═══ RAW RECORDS
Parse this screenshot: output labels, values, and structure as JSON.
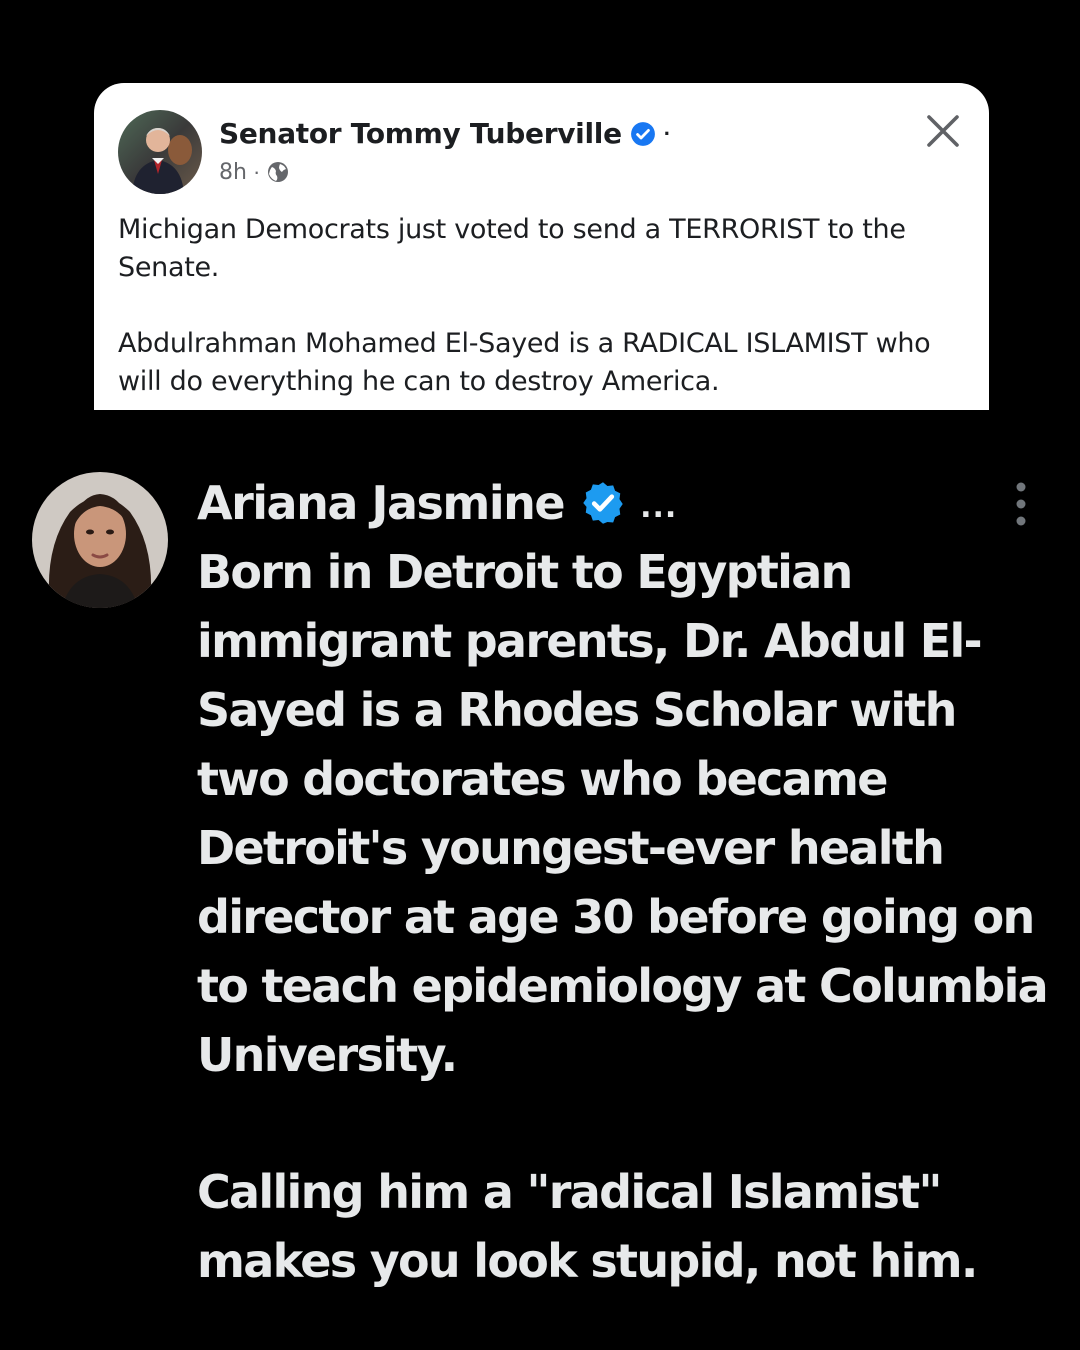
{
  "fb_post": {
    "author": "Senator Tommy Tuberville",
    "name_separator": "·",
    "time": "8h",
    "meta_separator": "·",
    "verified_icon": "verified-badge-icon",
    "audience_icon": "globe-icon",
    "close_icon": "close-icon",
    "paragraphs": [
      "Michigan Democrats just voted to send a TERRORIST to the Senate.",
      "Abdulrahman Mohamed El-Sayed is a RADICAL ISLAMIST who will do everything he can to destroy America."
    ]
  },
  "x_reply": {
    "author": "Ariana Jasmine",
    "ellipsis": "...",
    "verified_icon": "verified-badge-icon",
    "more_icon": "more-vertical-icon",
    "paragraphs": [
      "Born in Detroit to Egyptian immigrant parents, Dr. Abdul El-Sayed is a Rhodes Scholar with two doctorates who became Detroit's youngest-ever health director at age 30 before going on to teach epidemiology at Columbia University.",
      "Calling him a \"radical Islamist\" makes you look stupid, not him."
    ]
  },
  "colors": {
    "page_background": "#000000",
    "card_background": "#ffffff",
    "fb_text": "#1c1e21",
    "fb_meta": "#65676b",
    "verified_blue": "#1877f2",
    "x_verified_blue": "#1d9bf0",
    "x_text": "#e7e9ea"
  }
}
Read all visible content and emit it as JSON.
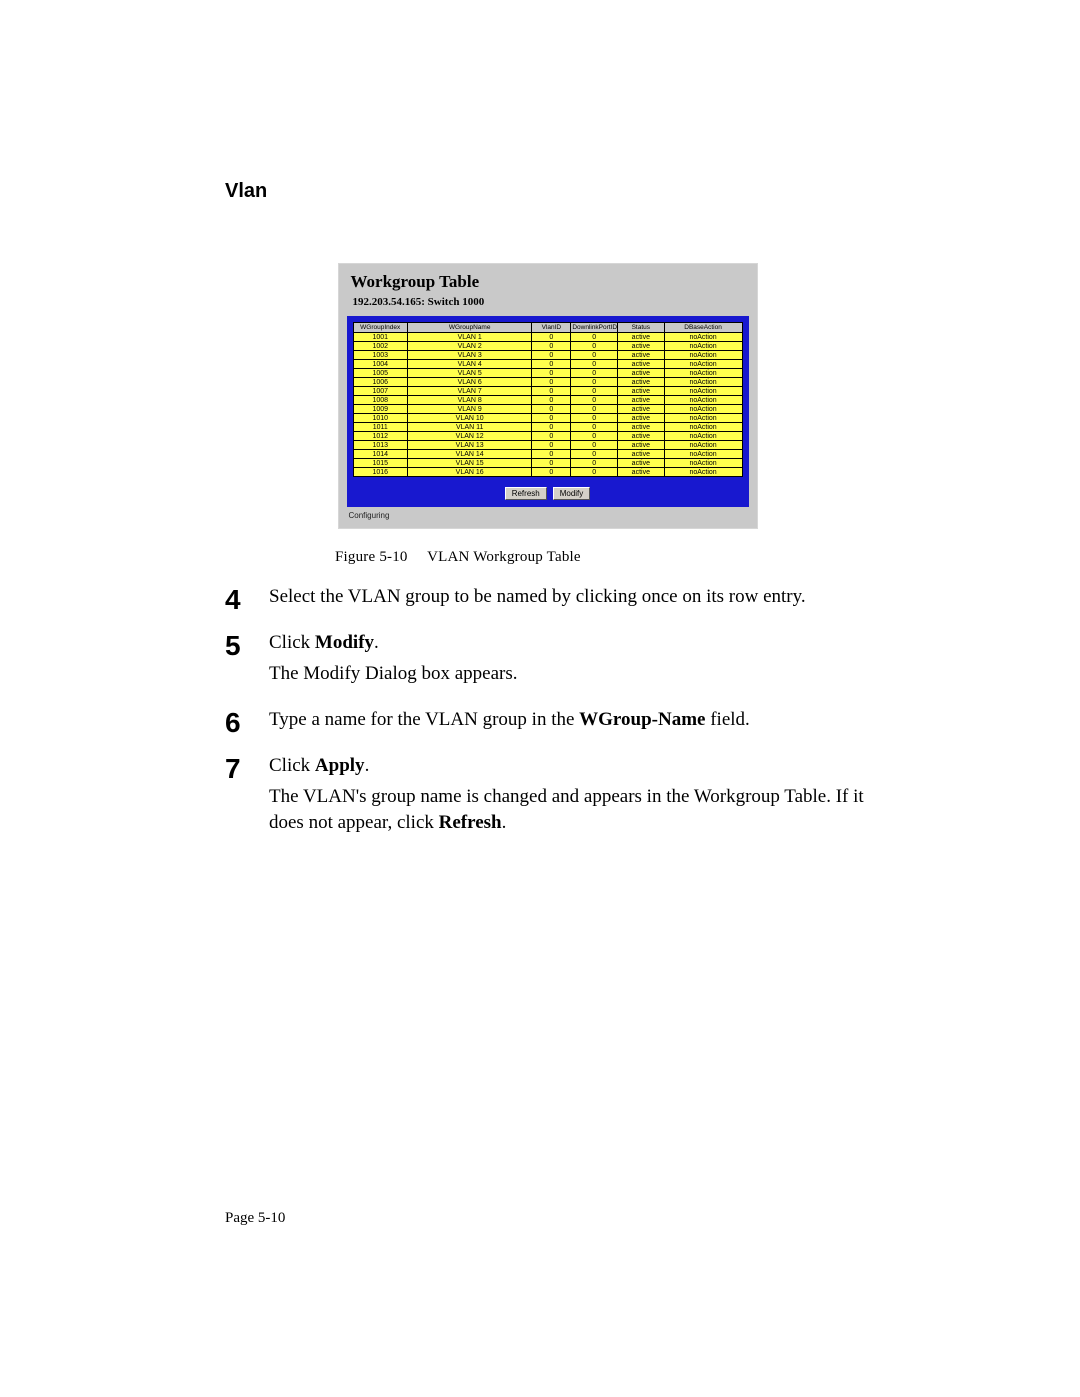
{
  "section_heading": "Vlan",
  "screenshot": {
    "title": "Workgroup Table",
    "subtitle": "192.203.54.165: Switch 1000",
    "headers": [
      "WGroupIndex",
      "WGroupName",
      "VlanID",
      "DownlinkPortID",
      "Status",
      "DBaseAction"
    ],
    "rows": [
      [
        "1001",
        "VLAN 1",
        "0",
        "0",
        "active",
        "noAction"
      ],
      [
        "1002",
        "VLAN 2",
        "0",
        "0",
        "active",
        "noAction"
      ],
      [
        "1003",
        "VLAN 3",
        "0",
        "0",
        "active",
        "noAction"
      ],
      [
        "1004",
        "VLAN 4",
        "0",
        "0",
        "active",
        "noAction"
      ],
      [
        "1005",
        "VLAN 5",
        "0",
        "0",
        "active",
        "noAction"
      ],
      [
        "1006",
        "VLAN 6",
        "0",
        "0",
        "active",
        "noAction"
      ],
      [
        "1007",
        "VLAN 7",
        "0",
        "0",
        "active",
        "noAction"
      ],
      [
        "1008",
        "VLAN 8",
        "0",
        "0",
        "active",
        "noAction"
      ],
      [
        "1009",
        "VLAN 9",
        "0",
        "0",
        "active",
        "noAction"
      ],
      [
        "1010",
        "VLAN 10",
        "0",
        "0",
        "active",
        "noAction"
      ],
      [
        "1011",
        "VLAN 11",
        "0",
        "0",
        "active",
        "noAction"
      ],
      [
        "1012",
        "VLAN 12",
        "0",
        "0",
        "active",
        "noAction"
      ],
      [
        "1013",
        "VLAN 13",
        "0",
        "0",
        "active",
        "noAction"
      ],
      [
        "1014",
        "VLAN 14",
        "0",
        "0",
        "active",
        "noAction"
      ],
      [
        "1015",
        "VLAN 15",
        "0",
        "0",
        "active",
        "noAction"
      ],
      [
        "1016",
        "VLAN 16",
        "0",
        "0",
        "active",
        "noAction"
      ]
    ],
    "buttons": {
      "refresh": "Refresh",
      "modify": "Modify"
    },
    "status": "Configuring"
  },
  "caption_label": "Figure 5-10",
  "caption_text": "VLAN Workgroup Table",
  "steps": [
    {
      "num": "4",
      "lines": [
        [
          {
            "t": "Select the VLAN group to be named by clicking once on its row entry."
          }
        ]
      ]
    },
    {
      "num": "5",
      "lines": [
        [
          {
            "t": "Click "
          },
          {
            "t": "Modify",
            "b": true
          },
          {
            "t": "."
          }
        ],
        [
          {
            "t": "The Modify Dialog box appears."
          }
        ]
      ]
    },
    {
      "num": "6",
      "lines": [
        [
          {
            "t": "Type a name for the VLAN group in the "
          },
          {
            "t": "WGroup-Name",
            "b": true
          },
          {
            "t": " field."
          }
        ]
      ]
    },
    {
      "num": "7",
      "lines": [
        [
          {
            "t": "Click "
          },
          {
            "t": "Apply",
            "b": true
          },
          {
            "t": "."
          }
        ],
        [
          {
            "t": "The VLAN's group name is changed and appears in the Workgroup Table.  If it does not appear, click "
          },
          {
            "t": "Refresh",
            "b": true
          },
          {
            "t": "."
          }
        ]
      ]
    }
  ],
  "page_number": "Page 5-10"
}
══════
(PROBLEM STATEMENT) Copy all the records above exactly, but leave out the pictures.

(SOLUTION FOR THIS EXERCISE)
Parse this screenshot: output labels, values, and structure as JSON.
{
  "fb_post": {
    "author": "Senator Tommy Tuberville",
    "name_separator": "·",
    "time": "8h",
    "meta_separator": "·",
    "verified_icon": "verified-badge-icon",
    "audience_icon": "globe-icon",
    "close_icon": "close-icon",
    "paragraphs": [
      "Michigan Democrats just voted to send a TERRORIST to the Senate.",
      "Abdulrahman Mohamed El-Sayed is a RADICAL ISLAMIST who will do everything he can to destroy America."
    ]
  },
  "x_reply": {
    "author": "Ariana Jasmine",
    "ellipsis": "...",
    "verified_icon": "verified-badge-icon",
    "more_icon": "more-vertical-icon",
    "paragraphs": [
      "Born in Detroit to Egyptian immigrant parents, Dr. Abdul El-Sayed is a Rhodes Scholar with two doctorates who became Detroit's youngest-ever health director at age 30 before going on to teach epidemiology at Columbia University.",
      "Calling him a \"radical Islamist\" makes you look stupid, not him."
    ]
  },
  "colors": {
    "page_background": "#000000",
    "card_background": "#ffffff",
    "fb_text": "#1c1e21",
    "fb_meta": "#65676b",
    "verified_blue": "#1877f2",
    "x_verified_blue": "#1d9bf0",
    "x_text": "#e7e9ea"
  }
}
Read all visible content and emit it as JSON.
{
  "section_heading": "Vlan",
  "screenshot": {
    "title": "Workgroup Table",
    "subtitle": "192.203.54.165: Switch 1000",
    "headers": [
      "WGroupIndex",
      "WGroupName",
      "VlanID",
      "DownlinkPortID",
      "Status",
      "DBaseAction"
    ],
    "rows": [
      [
        "1001",
        "VLAN 1",
        "0",
        "0",
        "active",
        "noAction"
      ],
      [
        "1002",
        "VLAN 2",
        "0",
        "0",
        "active",
        "noAction"
      ],
      [
        "1003",
        "VLAN 3",
        "0",
        "0",
        "active",
        "noAction"
      ],
      [
        "1004",
        "VLAN 4",
        "0",
        "0",
        "active",
        "noAction"
      ],
      [
        "1005",
        "VLAN 5",
        "0",
        "0",
        "active",
        "noAction"
      ],
      [
        "1006",
        "VLAN 6",
        "0",
        "0",
        "active",
        "noAction"
      ],
      [
        "1007",
        "VLAN 7",
        "0",
        "0",
        "active",
        "noAction"
      ],
      [
        "1008",
        "VLAN 8",
        "0",
        "0",
        "active",
        "noAction"
      ],
      [
        "1009",
        "VLAN 9",
        "0",
        "0",
        "active",
        "noAction"
      ],
      [
        "1010",
        "VLAN 10",
        "0",
        "0",
        "active",
        "noAction"
      ],
      [
        "1011",
        "VLAN 11",
        "0",
        "0",
        "active",
        "noAction"
      ],
      [
        "1012",
        "VLAN 12",
        "0",
        "0",
        "active",
        "noAction"
      ],
      [
        "1013",
        "VLAN 13",
        "0",
        "0",
        "active",
        "noAction"
      ],
      [
        "1014",
        "VLAN 14",
        "0",
        "0",
        "active",
        "noAction"
      ],
      [
        "1015",
        "VLAN 15",
        "0",
        "0",
        "active",
        "noAction"
      ],
      [
        "1016",
        "VLAN 16",
        "0",
        "0",
        "active",
        "noAction"
      ]
    ],
    "buttons": {
      "refresh": "Refresh",
      "modify": "Modify"
    },
    "status": "Configuring"
  },
  "caption_label": "Figure 5-10",
  "caption_text": "VLAN Workgroup Table",
  "steps": [
    {
      "num": "4",
      "lines": [
        [
          {
            "t": "Select the VLAN group to be named by clicking once on its row entry."
          }
        ]
      ]
    },
    {
      "num": "5",
      "lines": [
        [
          {
            "t": "Click "
          },
          {
            "t": "Modify",
            "b": true
          },
          {
            "t": "."
          }
        ],
        [
          {
            "t": "The Modify Dialog box appears."
          }
        ]
      ]
    },
    {
      "num": "6",
      "lines": [
        [
          {
            "t": "Type a name for the VLAN group in the "
          },
          {
            "t": "WGroup-Name",
            "b": true
          },
          {
            "t": " field."
          }
        ]
      ]
    },
    {
      "num": "7",
      "lines": [
        [
          {
            "t": "Click "
          },
          {
            "t": "Apply",
            "b": true
          },
          {
            "t": "."
          }
        ],
        [
          {
            "t": "The VLAN's group name is changed and appears in the Workgroup Table.  If it does not appear, click "
          },
          {
            "t": "Refresh",
            "b": true
          },
          {
            "t": "."
          }
        ]
      ]
    }
  ],
  "page_number": "Page 5-10"
}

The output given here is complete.